### Written problem
Copy out the listing that follows exactly, dropping every picture.

### Records for the task
------------------------------------------------------------------------
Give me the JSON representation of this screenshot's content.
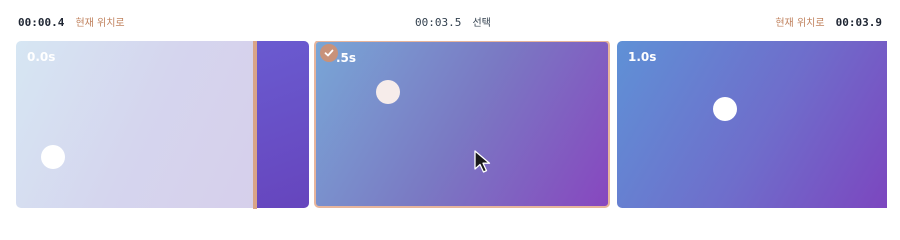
{
  "left_readout": {
    "time": "00:00.4",
    "hint": "현재 위치로"
  },
  "center_readout": {
    "time": "00:03.5",
    "label": "선택"
  },
  "right_readout": {
    "time": "00:03.9",
    "hint": "현재 위치로"
  },
  "frames": [
    {
      "label": "0.0s"
    },
    {
      "label": ".5s",
      "selected": true
    },
    {
      "label": "1.0s"
    }
  ],
  "colors": {
    "accent": "#d9a487",
    "text_dark": "#1f2633",
    "hint": "#c0825e"
  },
  "icons": {
    "selected_badge": "check-icon",
    "pointer": "arrow-cursor-icon"
  }
}
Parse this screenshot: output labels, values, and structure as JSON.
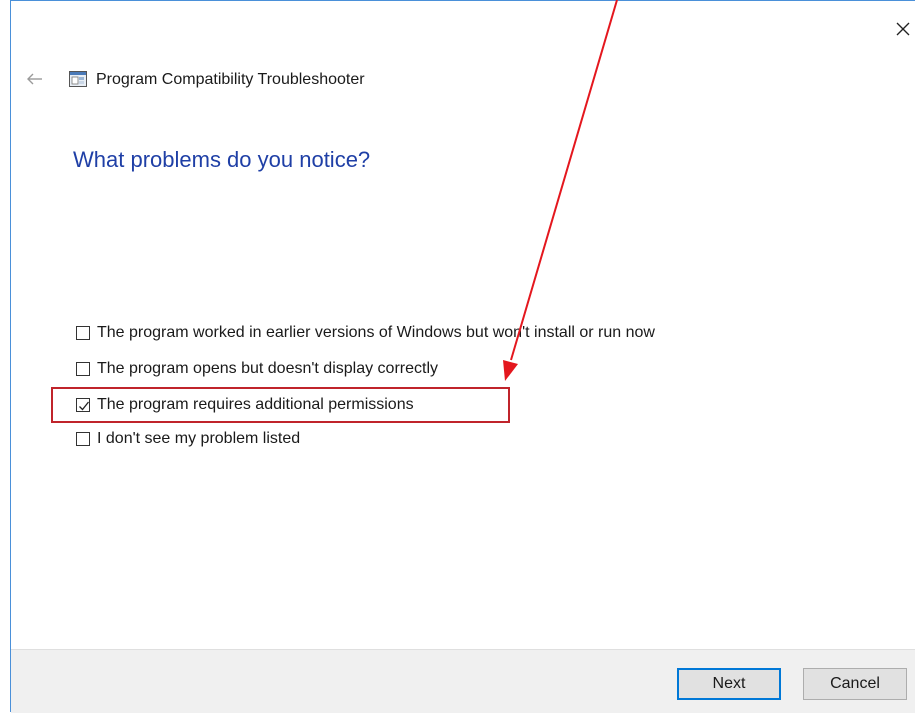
{
  "window": {
    "title": "Program Compatibility Troubleshooter",
    "close_icon": "close-icon",
    "back_icon": "back-arrow-icon",
    "app_icon": "troubleshooter-icon"
  },
  "main": {
    "heading": "What problems do you notice?",
    "options": [
      {
        "label": "The program worked in earlier versions of Windows but won't install or run now",
        "checked": false
      },
      {
        "label": "The program opens but doesn't display correctly",
        "checked": false
      },
      {
        "label": "The program requires additional permissions",
        "checked": true
      },
      {
        "label": "I don't see my problem listed",
        "checked": false
      }
    ]
  },
  "footer": {
    "next_label": "Next",
    "cancel_label": "Cancel"
  },
  "colors": {
    "heading": "#1f3fa6",
    "annotation": "#e4171e",
    "primary_button_border": "#0078d7"
  }
}
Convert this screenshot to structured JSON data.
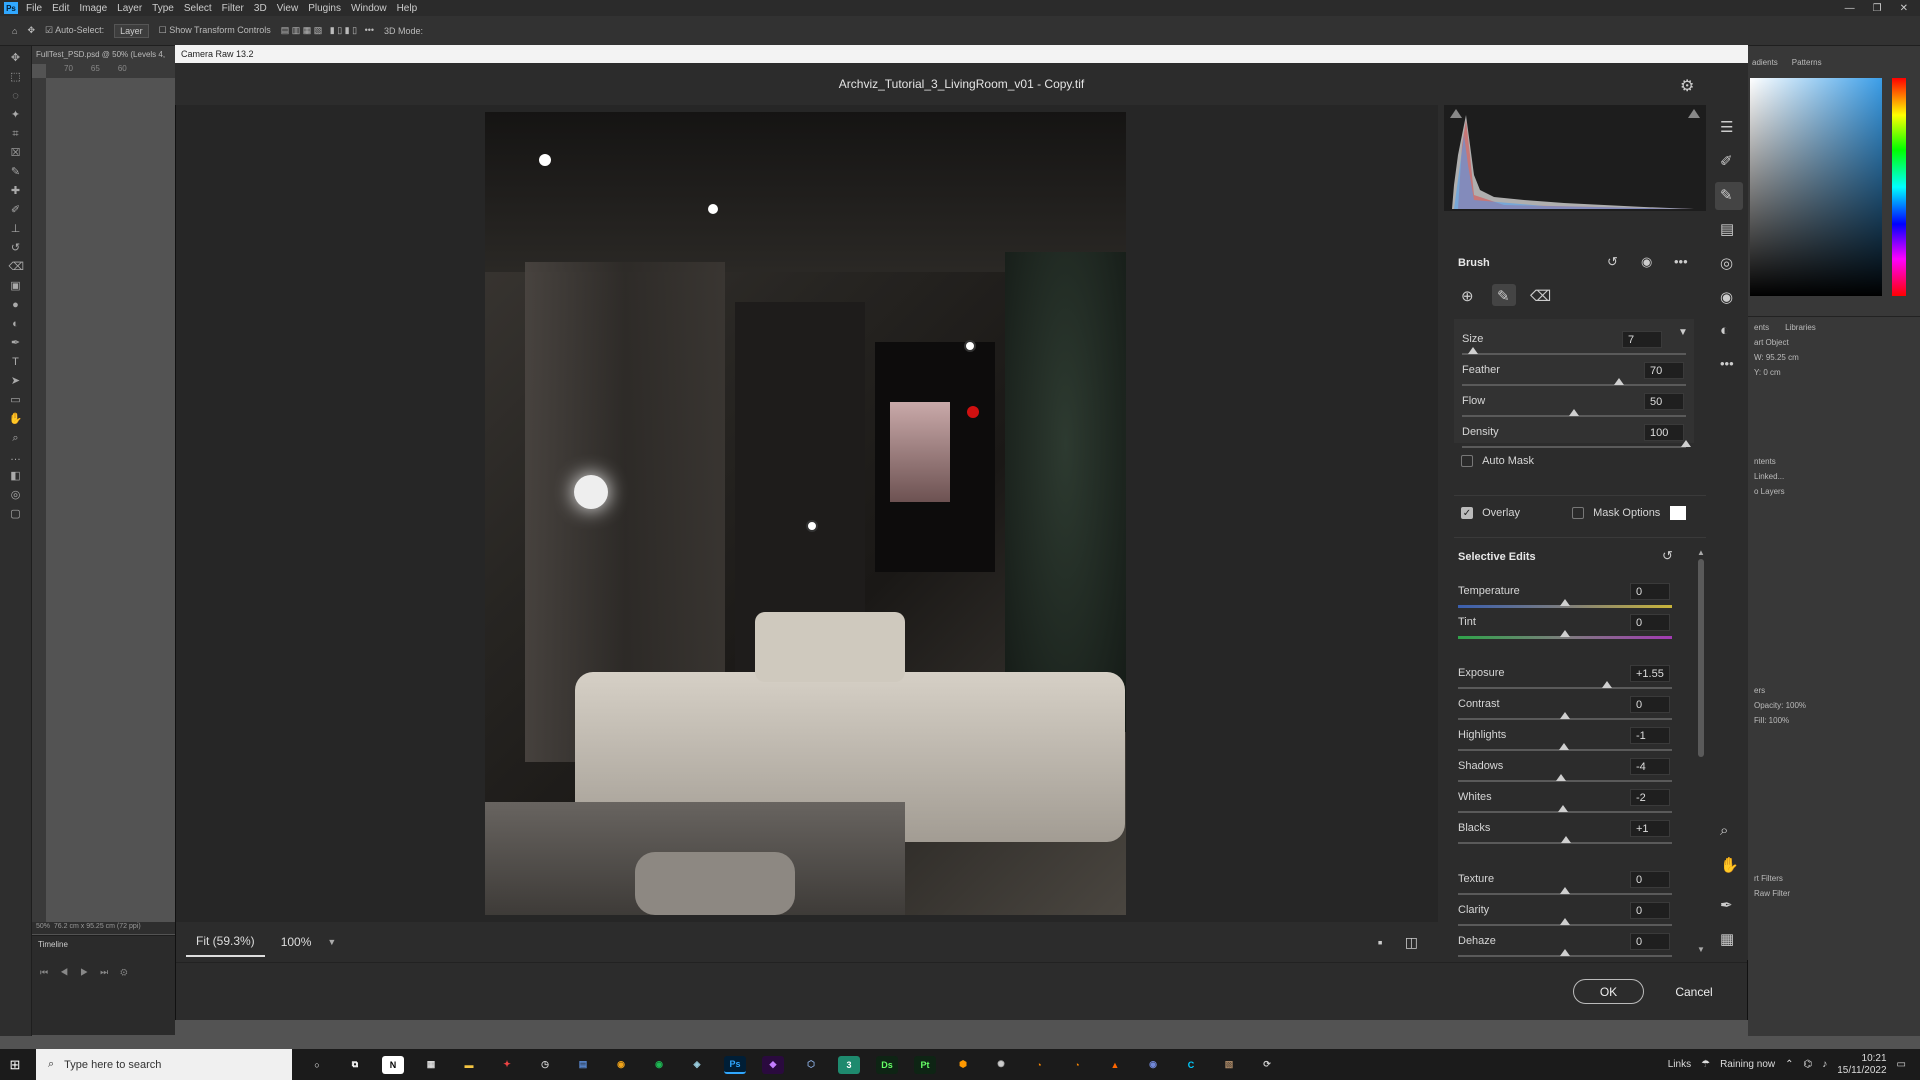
{
  "ps": {
    "menu": [
      "File",
      "Edit",
      "Image",
      "Layer",
      "Type",
      "Select",
      "Filter",
      "3D",
      "View",
      "Plugins",
      "Window",
      "Help"
    ],
    "options": {
      "auto_select": "Auto-Select:",
      "layer": "Layer",
      "transform": "Show Transform Controls",
      "mode": "3D Mode:"
    },
    "doc_tab": "FullTest_PSD.psd @ 50% (Levels 4,",
    "ruler": [
      "70",
      "65",
      "60"
    ],
    "status_zoom": "50%",
    "status_dims": "76.2 cm x 95.25 cm (72 ppi)",
    "timeline": "Timeline",
    "right_tabs": [
      "adients",
      "Patterns"
    ],
    "props_tabs": [
      "ents",
      "Libraries"
    ],
    "props": {
      "type": "art Object",
      "w": "W: 95.25 cm",
      "y": "Y: 0 cm",
      "b1": "ntents",
      "b2": "Linked...",
      "b3": "o Layers"
    },
    "layers": {
      "tab": "ers",
      "opacity": "Opacity: 100%",
      "fill": "Fill: 100%",
      "smart_filters": "rt Filters",
      "raw_filter": "Raw Filter"
    }
  },
  "camera_raw": {
    "window_title": "Camera Raw 13.2",
    "file_name": "Archviz_Tutorial_3_LivingRoom_v01 - Copy.tif",
    "zoom_fit": "Fit (59.3%)",
    "zoom_pct": "100%",
    "ok": "OK",
    "cancel": "Cancel",
    "brush": {
      "title": "Brush",
      "size": {
        "label": "Size",
        "value": "7",
        "pos": 0.05
      },
      "feather": {
        "label": "Feather",
        "value": "70",
        "pos": 0.7
      },
      "flow": {
        "label": "Flow",
        "value": "50",
        "pos": 0.5
      },
      "density": {
        "label": "Density",
        "value": "100",
        "pos": 1.0
      },
      "auto_mask": "Auto Mask",
      "overlay": "Overlay",
      "mask_options": "Mask Options"
    },
    "selective": {
      "title": "Selective Edits",
      "sliders": [
        {
          "label": "Temperature",
          "value": "0",
          "pos": 0.5,
          "grad": "linear-gradient(to right,#3a5fb0,#7d7d7d,#c8b43a)"
        },
        {
          "label": "Tint",
          "value": "0",
          "pos": 0.5,
          "grad": "linear-gradient(to right,#2fa34a,#7d7d7d,#a23ab4)"
        },
        {
          "label": "Exposure",
          "value": "+1.55",
          "pos": 0.695,
          "grad": ""
        },
        {
          "label": "Contrast",
          "value": "0",
          "pos": 0.5,
          "grad": ""
        },
        {
          "label": "Highlights",
          "value": "-1",
          "pos": 0.495,
          "grad": ""
        },
        {
          "label": "Shadows",
          "value": "-4",
          "pos": 0.48,
          "grad": ""
        },
        {
          "label": "Whites",
          "value": "-2",
          "pos": 0.49,
          "grad": ""
        },
        {
          "label": "Blacks",
          "value": "+1",
          "pos": 0.505,
          "grad": ""
        },
        {
          "label": "Texture",
          "value": "0",
          "pos": 0.5,
          "grad": ""
        },
        {
          "label": "Clarity",
          "value": "0",
          "pos": 0.5,
          "grad": ""
        },
        {
          "label": "Dehaze",
          "value": "0",
          "pos": 0.5,
          "grad": ""
        }
      ]
    }
  },
  "taskbar": {
    "search": "Type here to search",
    "links": "Links",
    "weather": "Raining now",
    "time": "10:21",
    "date": "15/11/2022"
  },
  "colors": {
    "ps_blue": "#31a8ff",
    "spotify": "#1db954",
    "premiere": "#9999ff",
    "after": "#9a7dff"
  }
}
------------------------------------------------------------------------
### Correct output
Give me the JSON representation of this screenshot's content.
{
  "left_readout": {
    "time": "00:00.4",
    "hint": "현재 위치로"
  },
  "center_readout": {
    "time": "00:03.5",
    "label": "선택"
  },
  "right_readout": {
    "time": "00:03.9",
    "hint": "현재 위치로"
  },
  "frames": [
    {
      "label": "0.0s"
    },
    {
      "label": ".5s",
      "selected": true
    },
    {
      "label": "1.0s"
    }
  ],
  "colors": {
    "accent": "#d9a487",
    "text_dark": "#1f2633",
    "hint": "#c0825e"
  },
  "icons": {
    "selected_badge": "check-icon",
    "pointer": "arrow-cursor-icon"
  }
}
Parse this screenshot: output labels, values, and structure as JSON.
{
  "window": {
    "title": "Program Compatibility Troubleshooter",
    "close_icon": "close-icon",
    "back_icon": "back-arrow-icon",
    "app_icon": "troubleshooter-icon"
  },
  "main": {
    "heading": "What problems do you notice?",
    "options": [
      {
        "label": "The program worked in earlier versions of Windows but won't install or run now",
        "checked": false
      },
      {
        "label": "The program opens but doesn't display correctly",
        "checked": false
      },
      {
        "label": "The program requires additional permissions",
        "checked": true
      },
      {
        "label": "I don't see my problem listed",
        "checked": false
      }
    ]
  },
  "footer": {
    "next_label": "Next",
    "cancel_label": "Cancel"
  },
  "colors": {
    "heading": "#1f3fa6",
    "annotation": "#e4171e",
    "primary_button_border": "#0078d7"
  }
}
Convert this screenshot to structured JSON data.
{
  "ps": {
    "menu": [
      "File",
      "Edit",
      "Image",
      "Layer",
      "Type",
      "Select",
      "Filter",
      "3D",
      "View",
      "Plugins",
      "Window",
      "Help"
    ],
    "options": {
      "auto_select": "Auto-Select:",
      "layer": "Layer",
      "transform": "Show Transform Controls",
      "mode": "3D Mode:"
    },
    "doc_tab": "FullTest_PSD.psd @ 50% (Levels 4,",
    "ruler": [
      "70",
      "65",
      "60"
    ],
    "status_zoom": "50%",
    "status_dims": "76.2 cm x 95.25 cm (72 ppi)",
    "timeline": "Timeline",
    "right_tabs": [
      "adients",
      "Patterns"
    ],
    "props_tabs": [
      "ents",
      "Libraries"
    ],
    "props": {
      "type": "art Object",
      "w": "W: 95.25 cm",
      "y": "Y: 0 cm",
      "b1": "ntents",
      "b2": "Linked...",
      "b3": "o Layers"
    },
    "layers": {
      "tab": "ers",
      "opacity": "Opacity: 100%",
      "fill": "Fill: 100%",
      "smart_filters": "rt Filters",
      "raw_filter": "Raw Filter"
    }
  },
  "camera_raw": {
    "window_title": "Camera Raw 13.2",
    "file_name": "Archviz_Tutorial_3_LivingRoom_v01 - Copy.tif",
    "zoom_fit": "Fit (59.3%)",
    "zoom_pct": "100%",
    "ok": "OK",
    "cancel": "Cancel",
    "brush": {
      "title": "Brush",
      "size": {
        "label": "Size",
        "value": "7",
        "pos": 0.05
      },
      "feather": {
        "label": "Feather",
        "value": "70",
        "pos": 0.7
      },
      "flow": {
        "label": "Flow",
        "value": "50",
        "pos": 0.5
      },
      "density": {
        "label": "Density",
        "value": "100",
        "pos": 1.0
      },
      "auto_mask": "Auto Mask",
      "overlay": "Overlay",
      "mask_options": "Mask Options"
    },
    "selective": {
      "title": "Selective Edits",
      "sliders": [
        {
          "label": "Temperature",
          "value": "0",
          "pos": 0.5,
          "grad": "linear-gradient(to right,#3a5fb0,#7d7d7d,#c8b43a)"
        },
        {
          "label": "Tint",
          "value": "0",
          "pos": 0.5,
          "grad": "linear-gradient(to right,#2fa34a,#7d7d7d,#a23ab4)"
        },
        {
          "label": "Exposure",
          "value": "+1.55",
          "pos": 0.695,
          "grad": ""
        },
        {
          "label": "Contrast",
          "value": "0",
          "pos": 0.5,
          "grad": ""
        },
        {
          "label": "Highlights",
          "value": "-1",
          "pos": 0.495,
          "grad": ""
        },
        {
          "label": "Shadows",
          "value": "-4",
          "pos": 0.48,
          "grad": ""
        },
        {
          "label": "Whites",
          "value": "-2",
          "pos": 0.49,
          "grad": ""
        },
        {
          "label": "Blacks",
          "value": "+1",
          "pos": 0.505,
          "grad": ""
        },
        {
          "label": "Texture",
          "value": "0",
          "pos": 0.5,
          "grad": ""
        },
        {
          "label": "Clarity",
          "value": "0",
          "pos": 0.5,
          "grad": ""
        },
        {
          "label": "Dehaze",
          "value": "0",
          "pos": 0.5,
          "grad": ""
        }
      ]
    }
  },
  "taskbar": {
    "search": "Type here to search",
    "links": "Links",
    "weather": "Raining now",
    "time": "10:21",
    "date": "15/11/2022"
  },
  "colors": {
    "ps_blue": "#31a8ff",
    "spotify": "#1db954",
    "premiere": "#9999ff",
    "after": "#9a7dff"
  }
}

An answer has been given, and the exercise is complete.